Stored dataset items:

------------------------------------------------

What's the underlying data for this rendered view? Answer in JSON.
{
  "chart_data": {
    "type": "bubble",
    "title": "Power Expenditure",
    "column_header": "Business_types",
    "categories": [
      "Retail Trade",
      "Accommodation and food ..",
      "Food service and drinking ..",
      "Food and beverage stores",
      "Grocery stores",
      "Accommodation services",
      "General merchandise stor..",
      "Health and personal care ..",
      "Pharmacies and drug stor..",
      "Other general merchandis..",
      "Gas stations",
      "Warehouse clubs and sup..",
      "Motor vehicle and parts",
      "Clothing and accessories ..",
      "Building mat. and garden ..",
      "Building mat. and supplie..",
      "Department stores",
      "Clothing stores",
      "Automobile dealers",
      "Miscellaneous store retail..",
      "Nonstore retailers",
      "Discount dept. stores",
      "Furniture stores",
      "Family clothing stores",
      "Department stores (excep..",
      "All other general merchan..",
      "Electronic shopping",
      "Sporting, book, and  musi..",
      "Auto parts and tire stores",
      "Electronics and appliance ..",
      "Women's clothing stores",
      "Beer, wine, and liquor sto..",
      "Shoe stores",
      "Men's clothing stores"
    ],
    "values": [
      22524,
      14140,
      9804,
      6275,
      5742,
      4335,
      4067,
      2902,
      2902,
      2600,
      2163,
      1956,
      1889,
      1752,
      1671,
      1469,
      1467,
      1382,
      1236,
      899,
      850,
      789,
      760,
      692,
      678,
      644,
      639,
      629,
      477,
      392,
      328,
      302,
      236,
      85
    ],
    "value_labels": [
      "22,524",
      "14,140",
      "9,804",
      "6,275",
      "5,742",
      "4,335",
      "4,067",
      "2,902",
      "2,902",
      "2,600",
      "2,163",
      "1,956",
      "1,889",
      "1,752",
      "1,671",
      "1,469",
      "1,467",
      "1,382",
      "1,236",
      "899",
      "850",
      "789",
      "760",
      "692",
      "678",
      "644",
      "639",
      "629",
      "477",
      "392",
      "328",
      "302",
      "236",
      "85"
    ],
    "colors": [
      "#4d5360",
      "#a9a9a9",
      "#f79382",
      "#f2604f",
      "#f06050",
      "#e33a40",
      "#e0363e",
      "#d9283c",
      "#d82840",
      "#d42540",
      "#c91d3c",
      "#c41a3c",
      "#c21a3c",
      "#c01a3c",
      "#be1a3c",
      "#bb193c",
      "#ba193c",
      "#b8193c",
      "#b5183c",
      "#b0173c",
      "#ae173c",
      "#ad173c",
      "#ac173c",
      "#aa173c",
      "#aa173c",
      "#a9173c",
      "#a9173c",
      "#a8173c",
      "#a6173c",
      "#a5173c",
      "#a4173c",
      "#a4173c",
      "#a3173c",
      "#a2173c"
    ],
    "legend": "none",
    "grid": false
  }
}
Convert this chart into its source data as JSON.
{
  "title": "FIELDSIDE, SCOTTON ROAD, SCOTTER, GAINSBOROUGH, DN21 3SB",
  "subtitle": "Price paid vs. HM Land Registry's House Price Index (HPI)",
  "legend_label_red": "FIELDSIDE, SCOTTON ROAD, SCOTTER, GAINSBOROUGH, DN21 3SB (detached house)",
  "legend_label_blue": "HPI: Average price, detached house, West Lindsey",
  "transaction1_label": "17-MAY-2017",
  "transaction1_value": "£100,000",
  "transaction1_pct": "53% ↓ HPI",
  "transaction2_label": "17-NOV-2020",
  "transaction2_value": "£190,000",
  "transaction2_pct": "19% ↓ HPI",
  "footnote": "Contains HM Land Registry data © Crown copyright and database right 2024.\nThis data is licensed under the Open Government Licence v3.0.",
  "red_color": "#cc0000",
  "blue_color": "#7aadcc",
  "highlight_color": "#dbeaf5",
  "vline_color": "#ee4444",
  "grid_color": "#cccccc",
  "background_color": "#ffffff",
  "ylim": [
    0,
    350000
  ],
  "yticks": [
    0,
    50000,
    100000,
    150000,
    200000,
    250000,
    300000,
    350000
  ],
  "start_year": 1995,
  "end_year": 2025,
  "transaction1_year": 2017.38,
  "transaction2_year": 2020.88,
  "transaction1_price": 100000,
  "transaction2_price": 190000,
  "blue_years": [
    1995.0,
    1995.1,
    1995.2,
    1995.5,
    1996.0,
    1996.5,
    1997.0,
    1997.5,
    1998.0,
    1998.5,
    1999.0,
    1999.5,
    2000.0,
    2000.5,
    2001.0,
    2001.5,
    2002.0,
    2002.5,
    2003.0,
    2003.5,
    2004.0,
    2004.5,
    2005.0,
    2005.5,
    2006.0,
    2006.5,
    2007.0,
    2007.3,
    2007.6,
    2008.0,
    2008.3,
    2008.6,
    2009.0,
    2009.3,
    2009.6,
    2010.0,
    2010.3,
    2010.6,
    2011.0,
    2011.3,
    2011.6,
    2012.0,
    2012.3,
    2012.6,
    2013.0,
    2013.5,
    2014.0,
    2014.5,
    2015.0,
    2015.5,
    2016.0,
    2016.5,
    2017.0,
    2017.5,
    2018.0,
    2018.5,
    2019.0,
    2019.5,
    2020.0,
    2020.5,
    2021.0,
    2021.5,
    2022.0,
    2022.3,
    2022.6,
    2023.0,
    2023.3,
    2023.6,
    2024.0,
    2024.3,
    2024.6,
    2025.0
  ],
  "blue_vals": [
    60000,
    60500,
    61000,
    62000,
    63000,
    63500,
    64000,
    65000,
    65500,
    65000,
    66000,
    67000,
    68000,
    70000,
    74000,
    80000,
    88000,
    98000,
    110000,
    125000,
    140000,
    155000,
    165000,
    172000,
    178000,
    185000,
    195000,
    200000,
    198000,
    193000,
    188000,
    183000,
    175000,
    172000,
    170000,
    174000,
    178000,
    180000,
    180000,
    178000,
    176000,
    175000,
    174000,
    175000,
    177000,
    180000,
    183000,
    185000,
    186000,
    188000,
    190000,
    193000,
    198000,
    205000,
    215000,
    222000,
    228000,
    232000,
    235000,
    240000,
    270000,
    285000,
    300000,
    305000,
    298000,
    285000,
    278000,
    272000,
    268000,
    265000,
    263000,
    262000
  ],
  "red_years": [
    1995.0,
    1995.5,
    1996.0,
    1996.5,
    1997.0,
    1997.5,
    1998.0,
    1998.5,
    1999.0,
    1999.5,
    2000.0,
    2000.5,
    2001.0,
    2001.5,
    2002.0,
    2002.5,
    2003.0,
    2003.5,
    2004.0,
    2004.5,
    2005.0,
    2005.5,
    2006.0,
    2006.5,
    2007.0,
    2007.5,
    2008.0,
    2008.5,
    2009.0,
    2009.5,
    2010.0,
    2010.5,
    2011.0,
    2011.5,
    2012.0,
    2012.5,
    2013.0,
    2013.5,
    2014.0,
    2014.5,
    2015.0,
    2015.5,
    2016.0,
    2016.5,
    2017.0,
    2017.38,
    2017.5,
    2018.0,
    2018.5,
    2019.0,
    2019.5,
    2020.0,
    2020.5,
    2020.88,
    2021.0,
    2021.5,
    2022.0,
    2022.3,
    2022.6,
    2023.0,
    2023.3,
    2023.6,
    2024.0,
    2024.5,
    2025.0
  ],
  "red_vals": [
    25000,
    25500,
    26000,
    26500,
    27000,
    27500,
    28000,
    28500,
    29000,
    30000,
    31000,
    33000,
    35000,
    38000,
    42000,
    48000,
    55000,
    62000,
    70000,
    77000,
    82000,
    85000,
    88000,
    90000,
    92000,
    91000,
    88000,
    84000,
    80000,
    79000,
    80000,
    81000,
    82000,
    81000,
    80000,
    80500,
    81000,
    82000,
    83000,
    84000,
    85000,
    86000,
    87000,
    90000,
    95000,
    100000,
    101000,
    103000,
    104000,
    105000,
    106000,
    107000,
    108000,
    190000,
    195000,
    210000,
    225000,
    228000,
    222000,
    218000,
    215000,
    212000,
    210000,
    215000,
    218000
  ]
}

------------------------------------------------

▸ **Directions**:
Search the records for the string "stores" and return every line in which it occurs.

▸ **Finished exercise**:
      "Food and beverage stores",
      "Grocery stores",
      "Department stores",
      "Clothing stores",
      "Discount dept. stores",
      "Furniture stores",
      "Family clothing stores",
      "Department stores (excep..",
      "Auto parts and tire stores",
      "Women's clothing stores",
      "Shoe stores",
      "Men's clothing stores"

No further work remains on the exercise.